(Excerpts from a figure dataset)
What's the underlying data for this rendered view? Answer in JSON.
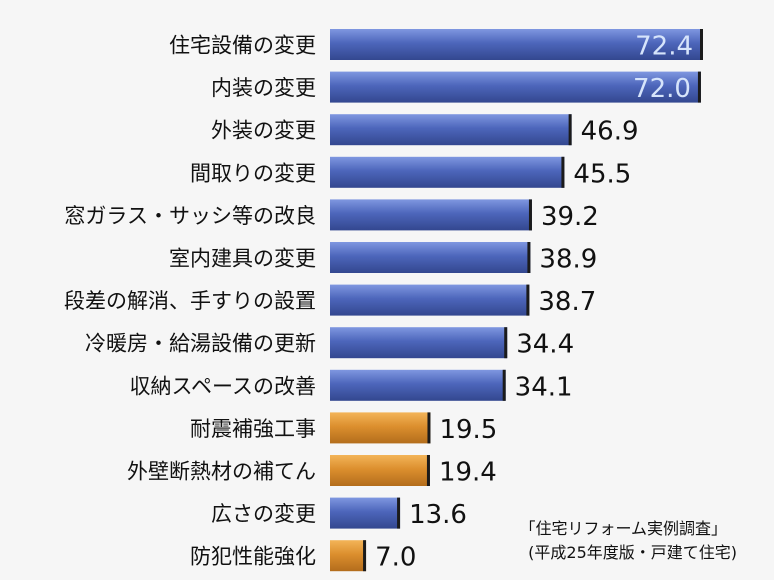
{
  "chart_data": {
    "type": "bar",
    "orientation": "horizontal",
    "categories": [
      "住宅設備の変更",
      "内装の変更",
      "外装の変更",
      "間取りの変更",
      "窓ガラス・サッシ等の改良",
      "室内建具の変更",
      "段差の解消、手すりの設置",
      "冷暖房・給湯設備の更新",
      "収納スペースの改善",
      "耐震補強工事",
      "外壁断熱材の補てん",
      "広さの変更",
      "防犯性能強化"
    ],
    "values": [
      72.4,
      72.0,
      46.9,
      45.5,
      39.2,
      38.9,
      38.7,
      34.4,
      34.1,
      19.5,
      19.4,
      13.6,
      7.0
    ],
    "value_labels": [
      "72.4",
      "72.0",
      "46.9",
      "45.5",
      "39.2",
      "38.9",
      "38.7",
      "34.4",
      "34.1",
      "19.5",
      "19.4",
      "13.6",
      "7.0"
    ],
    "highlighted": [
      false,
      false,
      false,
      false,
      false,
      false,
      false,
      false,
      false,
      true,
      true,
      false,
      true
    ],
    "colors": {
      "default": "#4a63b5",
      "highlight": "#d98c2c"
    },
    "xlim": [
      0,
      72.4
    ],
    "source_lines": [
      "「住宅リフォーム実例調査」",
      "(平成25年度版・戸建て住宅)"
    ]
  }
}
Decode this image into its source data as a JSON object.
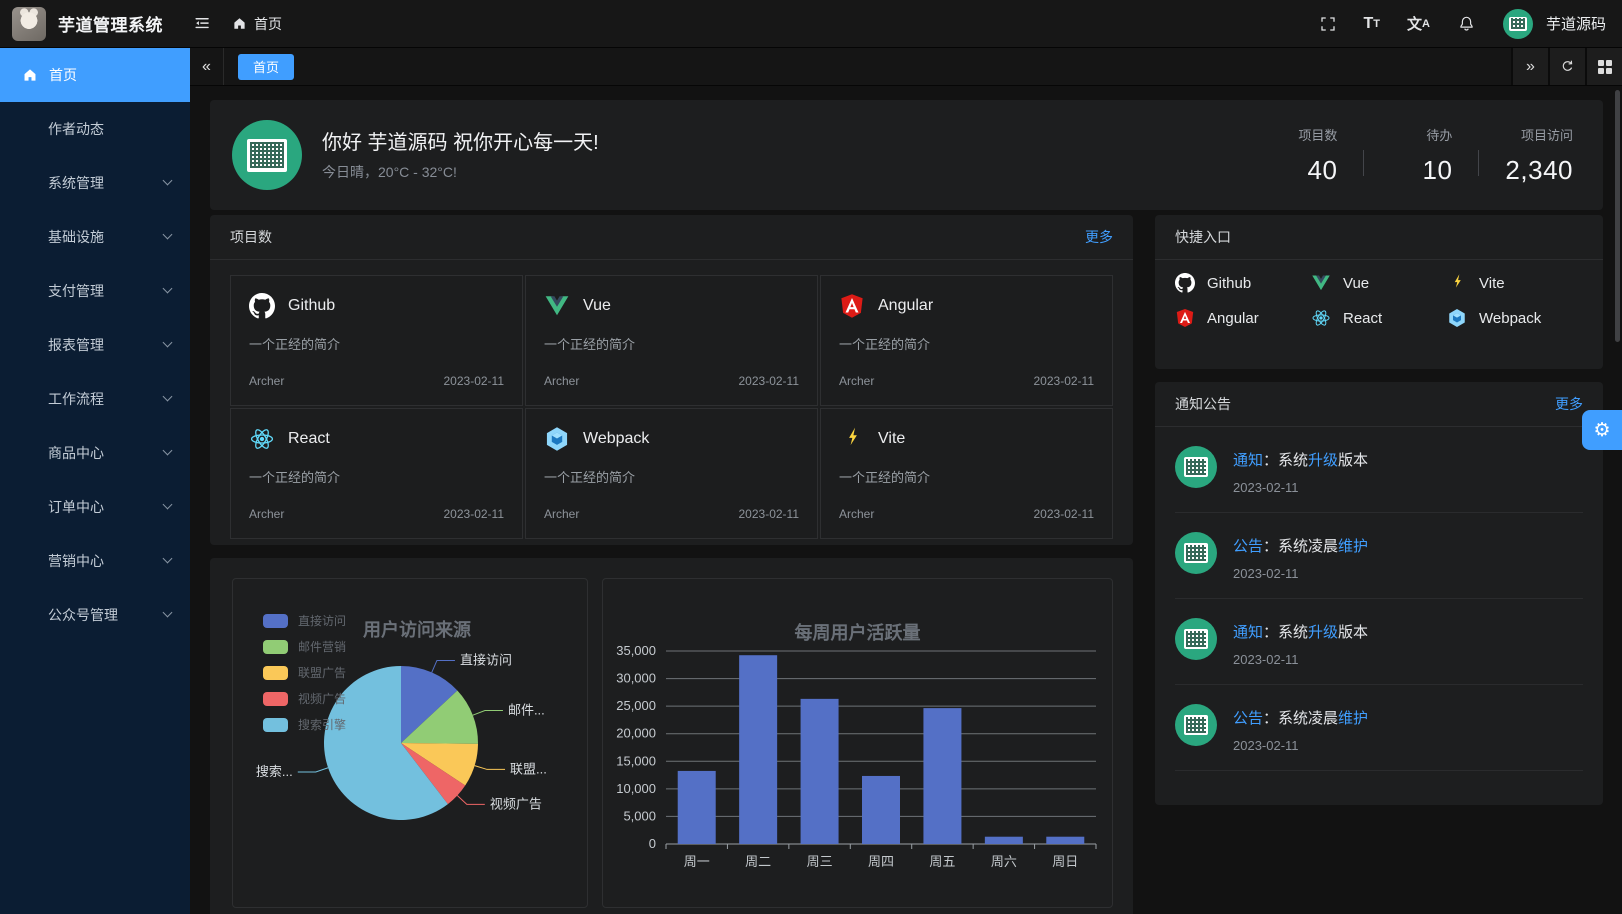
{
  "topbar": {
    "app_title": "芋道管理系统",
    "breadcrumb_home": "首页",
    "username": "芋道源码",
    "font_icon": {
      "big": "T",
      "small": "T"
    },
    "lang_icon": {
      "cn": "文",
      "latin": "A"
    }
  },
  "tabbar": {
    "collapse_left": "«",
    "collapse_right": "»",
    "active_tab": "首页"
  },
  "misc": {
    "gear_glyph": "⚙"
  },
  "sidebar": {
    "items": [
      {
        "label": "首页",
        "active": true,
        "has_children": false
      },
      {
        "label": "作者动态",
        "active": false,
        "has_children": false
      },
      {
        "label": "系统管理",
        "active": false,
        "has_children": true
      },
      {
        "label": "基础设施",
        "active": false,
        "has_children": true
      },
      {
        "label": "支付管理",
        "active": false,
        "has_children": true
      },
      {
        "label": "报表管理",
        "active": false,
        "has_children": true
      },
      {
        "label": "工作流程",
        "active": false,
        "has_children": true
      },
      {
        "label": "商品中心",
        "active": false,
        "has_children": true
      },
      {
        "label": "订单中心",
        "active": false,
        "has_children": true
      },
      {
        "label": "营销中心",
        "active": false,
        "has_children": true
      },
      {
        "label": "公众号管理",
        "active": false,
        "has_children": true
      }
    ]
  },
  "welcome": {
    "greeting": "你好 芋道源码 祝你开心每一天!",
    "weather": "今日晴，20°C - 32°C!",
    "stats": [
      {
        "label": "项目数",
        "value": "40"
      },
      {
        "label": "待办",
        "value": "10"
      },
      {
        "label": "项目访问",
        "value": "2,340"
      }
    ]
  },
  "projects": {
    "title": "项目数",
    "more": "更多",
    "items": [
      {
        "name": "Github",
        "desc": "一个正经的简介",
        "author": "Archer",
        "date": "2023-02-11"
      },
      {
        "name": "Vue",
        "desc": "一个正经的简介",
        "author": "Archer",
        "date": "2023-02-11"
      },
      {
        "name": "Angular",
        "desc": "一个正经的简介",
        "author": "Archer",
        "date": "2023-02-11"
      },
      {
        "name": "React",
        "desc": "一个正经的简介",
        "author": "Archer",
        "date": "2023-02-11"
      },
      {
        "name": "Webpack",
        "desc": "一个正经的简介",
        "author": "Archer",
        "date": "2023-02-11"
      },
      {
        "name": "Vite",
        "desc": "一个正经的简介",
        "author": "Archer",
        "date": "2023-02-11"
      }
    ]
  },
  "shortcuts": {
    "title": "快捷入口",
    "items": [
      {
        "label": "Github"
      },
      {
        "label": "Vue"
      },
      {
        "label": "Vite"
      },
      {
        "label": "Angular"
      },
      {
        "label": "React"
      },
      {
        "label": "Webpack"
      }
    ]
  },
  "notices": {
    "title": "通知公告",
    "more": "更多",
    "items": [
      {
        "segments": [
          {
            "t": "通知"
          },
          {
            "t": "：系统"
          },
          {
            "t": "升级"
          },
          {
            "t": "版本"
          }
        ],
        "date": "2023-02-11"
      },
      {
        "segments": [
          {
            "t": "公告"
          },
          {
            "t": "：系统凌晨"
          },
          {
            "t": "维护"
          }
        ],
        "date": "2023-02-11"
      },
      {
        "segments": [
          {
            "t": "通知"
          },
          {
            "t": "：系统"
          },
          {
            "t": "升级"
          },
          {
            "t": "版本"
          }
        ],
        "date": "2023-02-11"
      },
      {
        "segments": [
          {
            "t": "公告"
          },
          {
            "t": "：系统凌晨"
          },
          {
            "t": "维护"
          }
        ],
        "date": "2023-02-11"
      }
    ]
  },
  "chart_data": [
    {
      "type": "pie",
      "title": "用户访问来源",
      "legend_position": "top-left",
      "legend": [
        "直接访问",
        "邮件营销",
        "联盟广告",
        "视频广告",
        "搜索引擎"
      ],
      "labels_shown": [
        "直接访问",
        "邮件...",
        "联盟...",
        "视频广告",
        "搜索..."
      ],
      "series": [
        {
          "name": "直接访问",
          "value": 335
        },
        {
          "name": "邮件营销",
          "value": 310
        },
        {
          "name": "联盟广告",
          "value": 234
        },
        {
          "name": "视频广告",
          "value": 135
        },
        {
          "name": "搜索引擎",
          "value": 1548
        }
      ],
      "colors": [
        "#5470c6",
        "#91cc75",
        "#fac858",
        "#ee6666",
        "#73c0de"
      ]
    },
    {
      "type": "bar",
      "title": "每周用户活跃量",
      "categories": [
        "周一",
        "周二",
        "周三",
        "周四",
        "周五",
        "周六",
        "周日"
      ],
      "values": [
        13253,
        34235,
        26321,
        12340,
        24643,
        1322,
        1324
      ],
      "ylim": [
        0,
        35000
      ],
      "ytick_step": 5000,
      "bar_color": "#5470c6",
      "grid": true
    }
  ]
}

§ To be done: Retype each entry precisely. Skip images entirely.

§ Task output:
What's the underlying data for this rendered view? Answer in JSON.
{
  "chart_data": {
    "type": "bar",
    "orientation": "horizontal",
    "categories": [
      "住宅設備の変更",
      "内装の変更",
      "外装の変更",
      "間取りの変更",
      "窓ガラス・サッシ等の改良",
      "室内建具の変更",
      "段差の解消、手すりの設置",
      "冷暖房・給湯設備の更新",
      "収納スペースの改善",
      "耐震補強工事",
      "外壁断熱材の補てん",
      "広さの変更",
      "防犯性能強化"
    ],
    "values": [
      72.4,
      72.0,
      46.9,
      45.5,
      39.2,
      38.9,
      38.7,
      34.4,
      34.1,
      19.5,
      19.4,
      13.6,
      7.0
    ],
    "value_labels": [
      "72.4",
      "72.0",
      "46.9",
      "45.5",
      "39.2",
      "38.9",
      "38.7",
      "34.4",
      "34.1",
      "19.5",
      "19.4",
      "13.6",
      "7.0"
    ],
    "highlighted": [
      false,
      false,
      false,
      false,
      false,
      false,
      false,
      false,
      false,
      true,
      true,
      false,
      true
    ],
    "colors": {
      "default": "#4a63b5",
      "highlight": "#d98c2c"
    },
    "xlim": [
      0,
      72.4
    ],
    "source_lines": [
      "「住宅リフォーム実例調査」",
      "(平成25年度版・戸建て住宅)"
    ]
  }
}
Decode this image into its source data as a JSON object.
{
  "topbar": {
    "app_title": "芋道管理系统",
    "breadcrumb_home": "首页",
    "username": "芋道源码",
    "font_icon": {
      "big": "T",
      "small": "T"
    },
    "lang_icon": {
      "cn": "文",
      "latin": "A"
    }
  },
  "tabbar": {
    "collapse_left": "«",
    "collapse_right": "»",
    "active_tab": "首页"
  },
  "misc": {
    "gear_glyph": "⚙"
  },
  "sidebar": {
    "items": [
      {
        "label": "首页",
        "active": true,
        "has_children": false
      },
      {
        "label": "作者动态",
        "active": false,
        "has_children": false
      },
      {
        "label": "系统管理",
        "active": false,
        "has_children": true
      },
      {
        "label": "基础设施",
        "active": false,
        "has_children": true
      },
      {
        "label": "支付管理",
        "active": false,
        "has_children": true
      },
      {
        "label": "报表管理",
        "active": false,
        "has_children": true
      },
      {
        "label": "工作流程",
        "active": false,
        "has_children": true
      },
      {
        "label": "商品中心",
        "active": false,
        "has_children": true
      },
      {
        "label": "订单中心",
        "active": false,
        "has_children": true
      },
      {
        "label": "营销中心",
        "active": false,
        "has_children": true
      },
      {
        "label": "公众号管理",
        "active": false,
        "has_children": true
      }
    ]
  },
  "welcome": {
    "greeting": "你好 芋道源码 祝你开心每一天!",
    "weather": "今日晴，20°C - 32°C!",
    "stats": [
      {
        "label": "项目数",
        "value": "40"
      },
      {
        "label": "待办",
        "value": "10"
      },
      {
        "label": "项目访问",
        "value": "2,340"
      }
    ]
  },
  "projects": {
    "title": "项目数",
    "more": "更多",
    "items": [
      {
        "name": "Github",
        "desc": "一个正经的简介",
        "author": "Archer",
        "date": "2023-02-11"
      },
      {
        "name": "Vue",
        "desc": "一个正经的简介",
        "author": "Archer",
        "date": "2023-02-11"
      },
      {
        "name": "Angular",
        "desc": "一个正经的简介",
        "author": "Archer",
        "date": "2023-02-11"
      },
      {
        "name": "React",
        "desc": "一个正经的简介",
        "author": "Archer",
        "date": "2023-02-11"
      },
      {
        "name": "Webpack",
        "desc": "一个正经的简介",
        "author": "Archer",
        "date": "2023-02-11"
      },
      {
        "name": "Vite",
        "desc": "一个正经的简介",
        "author": "Archer",
        "date": "2023-02-11"
      }
    ]
  },
  "shortcuts": {
    "title": "快捷入口",
    "items": [
      {
        "label": "Github"
      },
      {
        "label": "Vue"
      },
      {
        "label": "Vite"
      },
      {
        "label": "Angular"
      },
      {
        "label": "React"
      },
      {
        "label": "Webpack"
      }
    ]
  },
  "notices": {
    "title": "通知公告",
    "more": "更多",
    "items": [
      {
        "segments": [
          {
            "t": "通知"
          },
          {
            "t": "：系统"
          },
          {
            "t": "升级"
          },
          {
            "t": "版本"
          }
        ],
        "date": "2023-02-11"
      },
      {
        "segments": [
          {
            "t": "公告"
          },
          {
            "t": "：系统凌晨"
          },
          {
            "t": "维护"
          }
        ],
        "date": "2023-02-11"
      },
      {
        "segments": [
          {
            "t": "通知"
          },
          {
            "t": "：系统"
          },
          {
            "t": "升级"
          },
          {
            "t": "版本"
          }
        ],
        "date": "2023-02-11"
      },
      {
        "segments": [
          {
            "t": "公告"
          },
          {
            "t": "：系统凌晨"
          },
          {
            "t": "维护"
          }
        ],
        "date": "2023-02-11"
      }
    ]
  },
  "chart_data": [
    {
      "type": "pie",
      "title": "用户访问来源",
      "legend_position": "top-left",
      "legend": [
        "直接访问",
        "邮件营销",
        "联盟广告",
        "视频广告",
        "搜索引擎"
      ],
      "labels_shown": [
        "直接访问",
        "邮件...",
        "联盟...",
        "视频广告",
        "搜索..."
      ],
      "series": [
        {
          "name": "直接访问",
          "value": 335
        },
        {
          "name": "邮件营销",
          "value": 310
        },
        {
          "name": "联盟广告",
          "value": 234
        },
        {
          "name": "视频广告",
          "value": 135
        },
        {
          "name": "搜索引擎",
          "value": 1548
        }
      ],
      "colors": [
        "#5470c6",
        "#91cc75",
        "#fac858",
        "#ee6666",
        "#73c0de"
      ]
    },
    {
      "type": "bar",
      "title": "每周用户活跃量",
      "categories": [
        "周一",
        "周二",
        "周三",
        "周四",
        "周五",
        "周六",
        "周日"
      ],
      "values": [
        13253,
        34235,
        26321,
        12340,
        24643,
        1322,
        1324
      ],
      "ylim": [
        0,
        35000
      ],
      "ytick_step": 5000,
      "bar_color": "#5470c6",
      "grid": true
    }
  ]
}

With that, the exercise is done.